● **Trecho**
****************

Doutor em Direito penal pela Universidade Complutense de Madri, Mestre em Direito Penal pela USP, Diretor-Presidente da Rede de Ensino LFG e Co-coordenador dos cursos de pós-graduação transmitidos por ela. Foi Promotor de Justiça (1980 a 1983), Juiz de Direito (1983 a 1998) e Advogado (1999 a 2001). Twitter: www.twitter.com/ProfessorLFG. Blog: www.blogdolfg.com.br - Pesquisadora : Áurea Maria Ferraz de Sousa.

Como citar este artigo : GOMES, Luiz Flávio. SOUSA, Áurea Maria Ferraz de. Responsabilidade da pessoa jurídica: princípio da dupla imputação . Disponível em http:// www.lfg.com.br - 09 de julho de 2010.

A Lei Maior cuidou de maneira especial do direito a que todos têm ao meio ambiente ecologicamente equilibrado; por imposição constitucional, trata-se de bem de uso comum do povo e essencial à sadia qualidade de vida, devendo o Poder Público e a coletividade defendê-lo e preservá-lo para as presentes e futuras gerações.

Pois bem, dentre os instrumentos impostos para a efetiva proteção ambiental constitucionalmente almejada está a responsabilidade que recai sobre aquele que pratica um dano ambiental. Neste sentido, dispõe a Carta Magna: Art. 225, 3º - As condutas e atividades consideradas lesivas ao meio ambiente sujeitarão os infratores, pessoas físicas ou jurídicas , a sanções penais e administrativas, independentemente da obrigação de reparar os danos causados.

Tendo em vista o texto constitucional ter mencionado expressamente a possibilidade de a pessoa jurídica estar sujeita a sanções penais, surgiram na doutrina e na jurisprudência entendimentos diversos sobre a possibilidade de a pessoa jurídica cometer crimes ou não. São três as correntes. A primeira entende ser impossível que a pessoa jurídica pratique crime e que seja responsabilizada penalmente, pois isso equivaleria à responsabilidade penal objetiva, repudiada pelo ordenamento jurídico pátrio ( societas delinquere non potest ). Um segundo entendimento é no sentido de que a pessoa jurídica pratica crime ambiental, por previsão constitucional e legal (Lei 9.605/98), logo pode ser responsabilizada penalmente a CF/88 pode excepcionar-se a si mesma ( societas delinquere potest ). Terceiro entendimento, adotado pelo STJ, é o de que a pessoa jurídica não pode praticar crime, mas pode ser penalmente responsabilizada nas infrações contra o meio ambiente, pois em verdade há responsabilidade penal social. Cabendo observar o princípio da dupla imputação, ou seja, jamais a pessoa jurídica pode aparecer na ação penal de forma isolada. Sempre deve estar junto com a pessoa física responsável pelo ato criminoso.

****************

[Registros de regiões de layout]

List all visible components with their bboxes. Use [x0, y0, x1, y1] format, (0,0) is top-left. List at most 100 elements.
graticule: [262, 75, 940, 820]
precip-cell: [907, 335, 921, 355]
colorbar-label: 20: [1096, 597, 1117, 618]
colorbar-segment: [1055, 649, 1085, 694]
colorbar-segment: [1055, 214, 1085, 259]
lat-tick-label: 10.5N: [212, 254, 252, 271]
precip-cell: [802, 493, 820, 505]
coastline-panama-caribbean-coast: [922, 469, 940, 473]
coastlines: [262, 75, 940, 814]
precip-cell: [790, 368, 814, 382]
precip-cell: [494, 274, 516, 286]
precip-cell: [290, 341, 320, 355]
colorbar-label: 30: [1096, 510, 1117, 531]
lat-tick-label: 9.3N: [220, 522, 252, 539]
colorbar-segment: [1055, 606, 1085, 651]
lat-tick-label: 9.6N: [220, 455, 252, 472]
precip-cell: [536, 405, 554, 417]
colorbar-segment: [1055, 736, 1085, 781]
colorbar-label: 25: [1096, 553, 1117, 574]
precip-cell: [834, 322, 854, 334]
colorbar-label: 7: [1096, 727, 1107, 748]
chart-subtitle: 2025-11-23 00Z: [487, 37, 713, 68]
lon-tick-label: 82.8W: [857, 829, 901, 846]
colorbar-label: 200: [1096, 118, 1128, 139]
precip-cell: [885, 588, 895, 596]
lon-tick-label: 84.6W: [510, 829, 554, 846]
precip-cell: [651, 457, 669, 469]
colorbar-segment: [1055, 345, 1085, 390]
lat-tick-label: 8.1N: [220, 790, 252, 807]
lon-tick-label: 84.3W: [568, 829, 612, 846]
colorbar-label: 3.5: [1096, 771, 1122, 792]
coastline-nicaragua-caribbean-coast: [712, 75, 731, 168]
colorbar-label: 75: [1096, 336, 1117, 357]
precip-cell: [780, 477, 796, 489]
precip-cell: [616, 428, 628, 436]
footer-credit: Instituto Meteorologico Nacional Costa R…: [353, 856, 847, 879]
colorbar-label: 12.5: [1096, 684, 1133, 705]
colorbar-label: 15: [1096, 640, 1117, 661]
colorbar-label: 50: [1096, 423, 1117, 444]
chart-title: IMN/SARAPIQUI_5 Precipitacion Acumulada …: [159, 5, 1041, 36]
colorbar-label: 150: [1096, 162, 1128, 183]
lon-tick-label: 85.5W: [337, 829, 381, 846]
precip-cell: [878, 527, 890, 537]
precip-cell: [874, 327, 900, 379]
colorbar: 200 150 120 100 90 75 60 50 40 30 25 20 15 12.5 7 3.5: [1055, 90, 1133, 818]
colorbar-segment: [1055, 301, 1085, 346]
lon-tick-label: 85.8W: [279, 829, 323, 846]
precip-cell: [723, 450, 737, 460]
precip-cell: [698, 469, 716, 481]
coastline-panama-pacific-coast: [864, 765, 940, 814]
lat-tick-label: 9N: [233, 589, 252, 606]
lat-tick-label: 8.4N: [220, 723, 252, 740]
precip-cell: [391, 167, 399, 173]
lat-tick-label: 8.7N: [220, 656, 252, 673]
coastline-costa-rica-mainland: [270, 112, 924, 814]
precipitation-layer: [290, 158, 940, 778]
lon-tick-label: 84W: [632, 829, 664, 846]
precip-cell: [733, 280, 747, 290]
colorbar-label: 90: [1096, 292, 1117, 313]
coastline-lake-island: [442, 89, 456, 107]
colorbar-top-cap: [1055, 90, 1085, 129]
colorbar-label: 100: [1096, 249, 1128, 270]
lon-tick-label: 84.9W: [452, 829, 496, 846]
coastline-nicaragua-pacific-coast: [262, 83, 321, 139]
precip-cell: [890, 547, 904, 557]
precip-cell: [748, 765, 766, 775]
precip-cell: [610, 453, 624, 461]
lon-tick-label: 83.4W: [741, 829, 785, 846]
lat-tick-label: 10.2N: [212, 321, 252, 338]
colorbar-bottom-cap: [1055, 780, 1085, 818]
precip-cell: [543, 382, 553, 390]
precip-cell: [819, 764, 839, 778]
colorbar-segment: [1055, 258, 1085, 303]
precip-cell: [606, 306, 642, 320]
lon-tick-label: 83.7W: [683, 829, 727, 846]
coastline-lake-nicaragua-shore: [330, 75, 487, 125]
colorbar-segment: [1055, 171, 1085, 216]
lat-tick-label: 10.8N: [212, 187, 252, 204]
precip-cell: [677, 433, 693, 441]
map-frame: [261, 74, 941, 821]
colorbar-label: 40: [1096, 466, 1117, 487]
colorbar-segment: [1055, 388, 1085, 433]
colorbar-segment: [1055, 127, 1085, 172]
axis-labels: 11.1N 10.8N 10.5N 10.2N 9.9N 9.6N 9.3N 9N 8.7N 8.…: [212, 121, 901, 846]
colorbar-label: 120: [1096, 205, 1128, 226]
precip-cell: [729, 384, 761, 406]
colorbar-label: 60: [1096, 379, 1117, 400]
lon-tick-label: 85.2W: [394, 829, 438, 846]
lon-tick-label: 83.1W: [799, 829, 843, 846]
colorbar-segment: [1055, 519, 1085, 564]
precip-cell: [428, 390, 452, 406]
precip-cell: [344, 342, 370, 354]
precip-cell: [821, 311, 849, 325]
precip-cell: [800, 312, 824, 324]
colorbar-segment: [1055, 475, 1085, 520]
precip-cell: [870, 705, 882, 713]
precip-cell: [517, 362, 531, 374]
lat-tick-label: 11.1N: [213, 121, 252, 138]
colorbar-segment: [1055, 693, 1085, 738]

****************

● **Ações necessárias**
a – Qual entendimento sobre a pessoa jurídica o trecho atribui ao STJ?
b – Relacione todos os cargos que, segundo o trecho, foram exercidos no passado, com o período de cada um.

● **Resultados por tarefa**
a – O STJ entende que a pessoa jurídica não pode praticar crime, mas pode ser penalmente responsabilizada nas infrações contra o meio ambiente.

b –
- Promotor de Justiça (1980 a 1983)
- Juiz de Direito (1983 a 1998)
- Advogado (1999 a 2001)